## INSTRUCTIONS FOR THE TASK
Filter the listing and keep only the lines with the word "MAKER".
# # # #
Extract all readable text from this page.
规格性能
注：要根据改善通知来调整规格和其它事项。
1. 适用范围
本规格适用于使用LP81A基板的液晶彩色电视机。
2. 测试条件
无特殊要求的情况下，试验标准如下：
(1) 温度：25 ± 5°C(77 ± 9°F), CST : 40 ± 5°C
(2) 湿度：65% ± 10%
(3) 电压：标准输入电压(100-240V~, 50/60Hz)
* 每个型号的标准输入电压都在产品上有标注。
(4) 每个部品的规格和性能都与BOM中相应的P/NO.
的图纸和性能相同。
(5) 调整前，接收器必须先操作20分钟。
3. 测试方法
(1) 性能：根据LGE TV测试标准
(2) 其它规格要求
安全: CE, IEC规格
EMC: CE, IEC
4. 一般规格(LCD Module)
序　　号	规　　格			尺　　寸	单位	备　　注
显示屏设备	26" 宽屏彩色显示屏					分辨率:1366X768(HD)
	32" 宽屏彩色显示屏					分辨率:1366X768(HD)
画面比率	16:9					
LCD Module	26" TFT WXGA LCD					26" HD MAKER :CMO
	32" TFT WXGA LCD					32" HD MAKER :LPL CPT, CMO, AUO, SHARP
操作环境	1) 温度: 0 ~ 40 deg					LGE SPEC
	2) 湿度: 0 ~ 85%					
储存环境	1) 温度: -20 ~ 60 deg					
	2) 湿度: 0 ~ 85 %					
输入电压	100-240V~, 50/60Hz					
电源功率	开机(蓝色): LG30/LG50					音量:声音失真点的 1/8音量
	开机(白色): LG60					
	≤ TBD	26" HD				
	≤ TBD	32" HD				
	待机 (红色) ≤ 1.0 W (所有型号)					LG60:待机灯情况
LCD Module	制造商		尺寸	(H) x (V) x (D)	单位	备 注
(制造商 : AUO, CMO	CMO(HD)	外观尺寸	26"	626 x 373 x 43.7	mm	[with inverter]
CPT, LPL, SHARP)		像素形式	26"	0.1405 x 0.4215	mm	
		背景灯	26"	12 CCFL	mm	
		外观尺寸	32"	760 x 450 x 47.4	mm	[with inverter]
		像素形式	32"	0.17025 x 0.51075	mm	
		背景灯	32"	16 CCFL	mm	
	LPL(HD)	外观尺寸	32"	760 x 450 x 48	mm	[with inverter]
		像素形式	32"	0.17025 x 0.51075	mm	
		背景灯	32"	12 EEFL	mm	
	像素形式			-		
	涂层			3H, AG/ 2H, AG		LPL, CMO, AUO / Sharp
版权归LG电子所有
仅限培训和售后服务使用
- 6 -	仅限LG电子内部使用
# # # #
## EXPECTED ANSWER
LCD Module	26" TFT WXGA LCD					26" HD MAKER :CMO
	32" TFT WXGA LCD					32" HD MAKER :LPL CPT, CMO, AUO, SHARP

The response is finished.